● **TASK STATEMENT**
From the entries below, copy out every line with "hours" in it.

(Dataset entries on figures)
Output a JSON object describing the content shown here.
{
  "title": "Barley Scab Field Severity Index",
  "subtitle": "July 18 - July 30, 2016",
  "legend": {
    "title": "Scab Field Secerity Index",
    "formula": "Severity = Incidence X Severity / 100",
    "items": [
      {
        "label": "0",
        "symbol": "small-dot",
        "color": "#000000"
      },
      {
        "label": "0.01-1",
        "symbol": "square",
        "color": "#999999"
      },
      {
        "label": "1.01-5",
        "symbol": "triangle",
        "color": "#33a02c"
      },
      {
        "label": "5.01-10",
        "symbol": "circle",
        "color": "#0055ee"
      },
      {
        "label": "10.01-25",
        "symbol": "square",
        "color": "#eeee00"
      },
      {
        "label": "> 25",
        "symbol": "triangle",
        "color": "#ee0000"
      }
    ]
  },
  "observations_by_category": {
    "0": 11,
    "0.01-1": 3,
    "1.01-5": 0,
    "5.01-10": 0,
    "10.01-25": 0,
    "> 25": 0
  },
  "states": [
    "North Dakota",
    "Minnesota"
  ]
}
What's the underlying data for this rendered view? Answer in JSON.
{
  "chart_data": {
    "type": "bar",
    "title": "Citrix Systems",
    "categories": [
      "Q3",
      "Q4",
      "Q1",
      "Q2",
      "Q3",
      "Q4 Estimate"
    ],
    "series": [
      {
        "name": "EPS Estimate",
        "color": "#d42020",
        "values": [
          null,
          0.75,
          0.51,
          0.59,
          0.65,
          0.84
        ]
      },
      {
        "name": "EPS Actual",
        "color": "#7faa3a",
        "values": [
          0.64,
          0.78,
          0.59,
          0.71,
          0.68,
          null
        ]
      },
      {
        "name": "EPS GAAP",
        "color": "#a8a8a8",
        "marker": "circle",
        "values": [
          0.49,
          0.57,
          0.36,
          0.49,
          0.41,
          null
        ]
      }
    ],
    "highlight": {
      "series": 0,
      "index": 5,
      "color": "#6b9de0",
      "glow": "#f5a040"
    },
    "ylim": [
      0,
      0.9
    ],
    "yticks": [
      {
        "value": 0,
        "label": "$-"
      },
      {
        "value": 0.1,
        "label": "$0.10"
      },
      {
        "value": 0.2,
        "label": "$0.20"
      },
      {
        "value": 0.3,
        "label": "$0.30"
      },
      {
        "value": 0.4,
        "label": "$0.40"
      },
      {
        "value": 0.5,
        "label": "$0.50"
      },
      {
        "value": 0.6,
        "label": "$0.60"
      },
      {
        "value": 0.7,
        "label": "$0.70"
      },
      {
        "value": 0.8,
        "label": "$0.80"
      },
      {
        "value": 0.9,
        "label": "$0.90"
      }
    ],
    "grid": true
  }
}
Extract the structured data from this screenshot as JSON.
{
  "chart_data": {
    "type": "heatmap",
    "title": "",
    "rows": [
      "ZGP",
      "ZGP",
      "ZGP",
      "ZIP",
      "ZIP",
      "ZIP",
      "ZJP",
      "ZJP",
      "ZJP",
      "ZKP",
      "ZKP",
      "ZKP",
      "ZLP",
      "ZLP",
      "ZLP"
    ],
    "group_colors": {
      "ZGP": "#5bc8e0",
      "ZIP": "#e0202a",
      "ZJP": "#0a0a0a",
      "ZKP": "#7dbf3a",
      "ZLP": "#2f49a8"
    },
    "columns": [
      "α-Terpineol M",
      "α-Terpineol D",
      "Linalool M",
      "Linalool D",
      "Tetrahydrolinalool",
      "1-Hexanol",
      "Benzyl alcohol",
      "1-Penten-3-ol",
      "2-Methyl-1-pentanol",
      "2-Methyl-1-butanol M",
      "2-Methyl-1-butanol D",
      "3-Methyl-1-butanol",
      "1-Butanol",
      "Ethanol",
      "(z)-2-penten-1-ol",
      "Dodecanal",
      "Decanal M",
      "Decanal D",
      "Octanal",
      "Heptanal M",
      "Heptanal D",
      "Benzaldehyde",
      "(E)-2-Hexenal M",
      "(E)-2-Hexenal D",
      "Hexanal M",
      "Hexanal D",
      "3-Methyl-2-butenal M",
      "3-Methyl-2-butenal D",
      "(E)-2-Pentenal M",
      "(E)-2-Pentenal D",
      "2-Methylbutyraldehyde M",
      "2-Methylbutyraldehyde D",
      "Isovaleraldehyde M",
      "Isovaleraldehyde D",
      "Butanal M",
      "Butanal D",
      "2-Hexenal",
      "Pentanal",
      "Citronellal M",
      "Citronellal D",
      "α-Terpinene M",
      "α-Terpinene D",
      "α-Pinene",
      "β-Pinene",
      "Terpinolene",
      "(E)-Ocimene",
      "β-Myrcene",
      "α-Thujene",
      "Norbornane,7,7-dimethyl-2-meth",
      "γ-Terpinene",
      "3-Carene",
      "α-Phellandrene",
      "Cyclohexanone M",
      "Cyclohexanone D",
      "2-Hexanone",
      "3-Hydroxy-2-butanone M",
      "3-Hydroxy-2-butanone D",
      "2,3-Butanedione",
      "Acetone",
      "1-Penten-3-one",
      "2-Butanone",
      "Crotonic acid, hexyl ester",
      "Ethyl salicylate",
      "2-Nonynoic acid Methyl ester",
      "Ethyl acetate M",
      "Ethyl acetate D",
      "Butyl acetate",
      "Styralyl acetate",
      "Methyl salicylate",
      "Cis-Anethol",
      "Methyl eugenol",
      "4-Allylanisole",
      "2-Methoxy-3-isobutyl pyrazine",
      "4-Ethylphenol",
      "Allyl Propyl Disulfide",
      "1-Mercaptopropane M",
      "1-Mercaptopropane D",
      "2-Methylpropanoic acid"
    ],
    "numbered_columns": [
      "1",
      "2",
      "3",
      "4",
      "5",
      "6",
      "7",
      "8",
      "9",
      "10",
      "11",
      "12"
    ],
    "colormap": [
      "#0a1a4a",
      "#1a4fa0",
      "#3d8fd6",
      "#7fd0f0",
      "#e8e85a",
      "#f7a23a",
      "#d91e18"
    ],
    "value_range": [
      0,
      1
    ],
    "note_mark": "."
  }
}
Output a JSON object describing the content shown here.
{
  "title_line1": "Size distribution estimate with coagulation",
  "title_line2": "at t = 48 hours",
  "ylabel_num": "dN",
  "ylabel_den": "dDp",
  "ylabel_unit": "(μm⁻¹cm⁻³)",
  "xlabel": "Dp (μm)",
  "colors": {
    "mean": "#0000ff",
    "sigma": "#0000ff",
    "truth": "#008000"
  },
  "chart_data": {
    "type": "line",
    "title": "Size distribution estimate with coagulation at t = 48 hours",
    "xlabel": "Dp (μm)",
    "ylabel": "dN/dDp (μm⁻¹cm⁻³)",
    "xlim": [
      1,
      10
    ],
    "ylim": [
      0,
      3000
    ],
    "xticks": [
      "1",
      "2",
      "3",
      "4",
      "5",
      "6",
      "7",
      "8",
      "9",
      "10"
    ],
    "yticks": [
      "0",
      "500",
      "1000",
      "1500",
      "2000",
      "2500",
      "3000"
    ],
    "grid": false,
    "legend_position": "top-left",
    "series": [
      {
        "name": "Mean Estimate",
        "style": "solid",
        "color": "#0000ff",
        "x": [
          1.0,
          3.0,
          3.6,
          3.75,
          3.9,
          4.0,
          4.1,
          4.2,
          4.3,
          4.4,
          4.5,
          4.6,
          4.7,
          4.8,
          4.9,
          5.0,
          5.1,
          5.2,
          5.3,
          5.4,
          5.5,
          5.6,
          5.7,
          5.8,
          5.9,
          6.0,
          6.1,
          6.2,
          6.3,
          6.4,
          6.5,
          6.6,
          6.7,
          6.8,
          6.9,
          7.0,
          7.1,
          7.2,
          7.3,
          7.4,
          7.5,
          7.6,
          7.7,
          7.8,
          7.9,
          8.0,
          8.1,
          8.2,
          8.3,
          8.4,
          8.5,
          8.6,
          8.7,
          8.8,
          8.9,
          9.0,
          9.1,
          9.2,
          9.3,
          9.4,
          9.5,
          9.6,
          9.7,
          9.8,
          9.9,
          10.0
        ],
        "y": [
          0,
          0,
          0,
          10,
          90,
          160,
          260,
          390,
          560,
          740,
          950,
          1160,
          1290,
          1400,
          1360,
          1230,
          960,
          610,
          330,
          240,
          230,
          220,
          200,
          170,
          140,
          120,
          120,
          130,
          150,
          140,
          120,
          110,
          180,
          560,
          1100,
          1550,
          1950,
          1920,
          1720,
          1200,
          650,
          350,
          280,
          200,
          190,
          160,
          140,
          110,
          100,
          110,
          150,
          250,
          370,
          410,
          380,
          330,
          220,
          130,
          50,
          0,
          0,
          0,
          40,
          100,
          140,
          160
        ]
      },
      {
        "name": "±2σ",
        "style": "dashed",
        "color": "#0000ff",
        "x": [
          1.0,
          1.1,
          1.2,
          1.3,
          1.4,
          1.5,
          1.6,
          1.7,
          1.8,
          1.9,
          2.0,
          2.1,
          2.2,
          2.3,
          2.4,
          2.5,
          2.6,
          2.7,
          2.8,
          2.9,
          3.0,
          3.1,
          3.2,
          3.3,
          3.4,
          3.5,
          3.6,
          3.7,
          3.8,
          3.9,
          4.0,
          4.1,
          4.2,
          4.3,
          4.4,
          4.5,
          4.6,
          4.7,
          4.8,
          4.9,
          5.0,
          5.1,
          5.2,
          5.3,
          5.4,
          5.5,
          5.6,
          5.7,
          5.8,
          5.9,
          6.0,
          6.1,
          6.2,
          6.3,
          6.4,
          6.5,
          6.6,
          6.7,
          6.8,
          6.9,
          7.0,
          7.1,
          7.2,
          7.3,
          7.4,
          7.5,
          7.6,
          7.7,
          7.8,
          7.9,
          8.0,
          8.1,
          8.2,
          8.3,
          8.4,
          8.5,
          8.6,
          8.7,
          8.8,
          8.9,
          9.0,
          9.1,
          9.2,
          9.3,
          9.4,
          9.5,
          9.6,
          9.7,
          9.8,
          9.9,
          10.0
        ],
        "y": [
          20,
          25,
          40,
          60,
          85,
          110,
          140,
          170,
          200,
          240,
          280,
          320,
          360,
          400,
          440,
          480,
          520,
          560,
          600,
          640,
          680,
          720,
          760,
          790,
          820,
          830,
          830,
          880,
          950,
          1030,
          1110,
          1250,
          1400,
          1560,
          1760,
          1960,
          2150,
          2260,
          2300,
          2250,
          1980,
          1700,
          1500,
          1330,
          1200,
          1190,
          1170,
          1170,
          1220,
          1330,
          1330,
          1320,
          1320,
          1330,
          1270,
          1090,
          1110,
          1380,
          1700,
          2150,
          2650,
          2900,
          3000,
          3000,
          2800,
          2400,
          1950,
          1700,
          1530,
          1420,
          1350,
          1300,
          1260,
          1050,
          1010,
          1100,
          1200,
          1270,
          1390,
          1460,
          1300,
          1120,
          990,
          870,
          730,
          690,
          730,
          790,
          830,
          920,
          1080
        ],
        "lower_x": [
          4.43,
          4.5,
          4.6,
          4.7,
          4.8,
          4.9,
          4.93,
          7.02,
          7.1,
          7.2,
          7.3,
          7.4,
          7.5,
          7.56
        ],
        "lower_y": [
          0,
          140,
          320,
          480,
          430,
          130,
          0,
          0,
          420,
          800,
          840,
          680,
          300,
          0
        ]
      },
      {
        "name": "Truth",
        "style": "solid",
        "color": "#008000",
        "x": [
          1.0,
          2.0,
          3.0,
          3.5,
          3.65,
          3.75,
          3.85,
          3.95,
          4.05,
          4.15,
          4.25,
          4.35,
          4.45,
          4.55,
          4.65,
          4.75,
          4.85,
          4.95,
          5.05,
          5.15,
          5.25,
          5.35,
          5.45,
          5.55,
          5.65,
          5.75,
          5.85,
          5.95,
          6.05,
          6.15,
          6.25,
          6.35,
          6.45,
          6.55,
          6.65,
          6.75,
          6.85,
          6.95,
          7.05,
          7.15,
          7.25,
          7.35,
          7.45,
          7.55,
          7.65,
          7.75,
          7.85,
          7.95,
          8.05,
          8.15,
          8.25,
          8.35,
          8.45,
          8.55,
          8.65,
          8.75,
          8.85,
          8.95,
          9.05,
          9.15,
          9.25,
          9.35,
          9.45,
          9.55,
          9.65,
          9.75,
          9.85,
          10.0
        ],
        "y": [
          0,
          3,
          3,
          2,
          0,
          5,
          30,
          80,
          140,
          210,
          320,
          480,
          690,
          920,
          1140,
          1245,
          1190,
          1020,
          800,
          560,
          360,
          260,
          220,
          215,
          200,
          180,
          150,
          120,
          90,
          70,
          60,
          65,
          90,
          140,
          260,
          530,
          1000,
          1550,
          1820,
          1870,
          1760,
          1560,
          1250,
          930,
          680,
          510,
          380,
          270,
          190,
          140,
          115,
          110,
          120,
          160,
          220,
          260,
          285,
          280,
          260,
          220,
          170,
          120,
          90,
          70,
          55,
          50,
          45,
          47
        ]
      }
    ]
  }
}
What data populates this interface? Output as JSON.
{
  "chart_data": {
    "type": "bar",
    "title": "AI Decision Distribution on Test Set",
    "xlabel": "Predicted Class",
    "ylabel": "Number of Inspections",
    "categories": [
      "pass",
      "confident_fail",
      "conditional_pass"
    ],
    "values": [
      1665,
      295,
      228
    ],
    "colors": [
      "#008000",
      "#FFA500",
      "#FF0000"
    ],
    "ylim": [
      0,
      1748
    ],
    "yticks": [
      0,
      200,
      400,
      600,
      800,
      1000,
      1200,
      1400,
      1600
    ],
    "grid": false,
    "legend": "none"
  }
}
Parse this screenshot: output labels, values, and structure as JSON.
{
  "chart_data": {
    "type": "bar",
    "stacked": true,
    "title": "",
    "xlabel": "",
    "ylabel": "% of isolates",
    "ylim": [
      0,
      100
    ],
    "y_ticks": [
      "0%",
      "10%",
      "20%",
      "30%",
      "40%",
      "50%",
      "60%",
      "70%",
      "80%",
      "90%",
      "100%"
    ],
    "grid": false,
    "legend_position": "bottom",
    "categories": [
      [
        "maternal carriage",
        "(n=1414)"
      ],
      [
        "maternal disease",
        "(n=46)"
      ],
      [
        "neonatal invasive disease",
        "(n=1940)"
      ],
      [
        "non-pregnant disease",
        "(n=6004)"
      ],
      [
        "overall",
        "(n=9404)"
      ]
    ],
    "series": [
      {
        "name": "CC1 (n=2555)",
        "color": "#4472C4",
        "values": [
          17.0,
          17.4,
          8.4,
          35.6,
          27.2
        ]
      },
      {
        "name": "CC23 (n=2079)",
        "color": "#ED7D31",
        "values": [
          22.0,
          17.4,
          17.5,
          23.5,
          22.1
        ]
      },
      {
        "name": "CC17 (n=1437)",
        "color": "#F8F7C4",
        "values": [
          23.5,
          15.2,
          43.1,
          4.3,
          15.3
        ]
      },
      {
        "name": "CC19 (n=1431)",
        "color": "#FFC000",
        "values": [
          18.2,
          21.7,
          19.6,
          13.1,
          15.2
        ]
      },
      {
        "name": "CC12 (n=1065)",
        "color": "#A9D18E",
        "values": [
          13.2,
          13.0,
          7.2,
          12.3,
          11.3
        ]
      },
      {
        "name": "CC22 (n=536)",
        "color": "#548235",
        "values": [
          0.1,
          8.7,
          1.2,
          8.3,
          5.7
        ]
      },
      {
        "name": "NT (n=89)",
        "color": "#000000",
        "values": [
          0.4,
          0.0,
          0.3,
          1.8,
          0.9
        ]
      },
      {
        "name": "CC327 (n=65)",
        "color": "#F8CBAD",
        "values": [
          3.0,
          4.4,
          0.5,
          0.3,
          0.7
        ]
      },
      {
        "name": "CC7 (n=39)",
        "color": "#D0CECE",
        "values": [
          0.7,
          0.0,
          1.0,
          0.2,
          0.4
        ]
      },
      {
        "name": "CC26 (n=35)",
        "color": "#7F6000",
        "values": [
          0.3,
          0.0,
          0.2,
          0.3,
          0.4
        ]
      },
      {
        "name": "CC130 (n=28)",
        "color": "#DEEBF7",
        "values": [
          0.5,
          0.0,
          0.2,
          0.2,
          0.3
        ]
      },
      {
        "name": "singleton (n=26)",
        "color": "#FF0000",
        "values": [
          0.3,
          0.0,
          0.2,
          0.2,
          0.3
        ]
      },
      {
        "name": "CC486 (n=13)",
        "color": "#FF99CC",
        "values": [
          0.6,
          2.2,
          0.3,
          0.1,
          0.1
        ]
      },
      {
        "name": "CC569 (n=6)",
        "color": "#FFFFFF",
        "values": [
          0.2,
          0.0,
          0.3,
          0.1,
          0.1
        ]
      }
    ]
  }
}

● **WRITTEN RESPONSE**
  "title_line2": "at t = 48 hours",
    "title": "Size distribution estimate with coagulation at t = 48 hours",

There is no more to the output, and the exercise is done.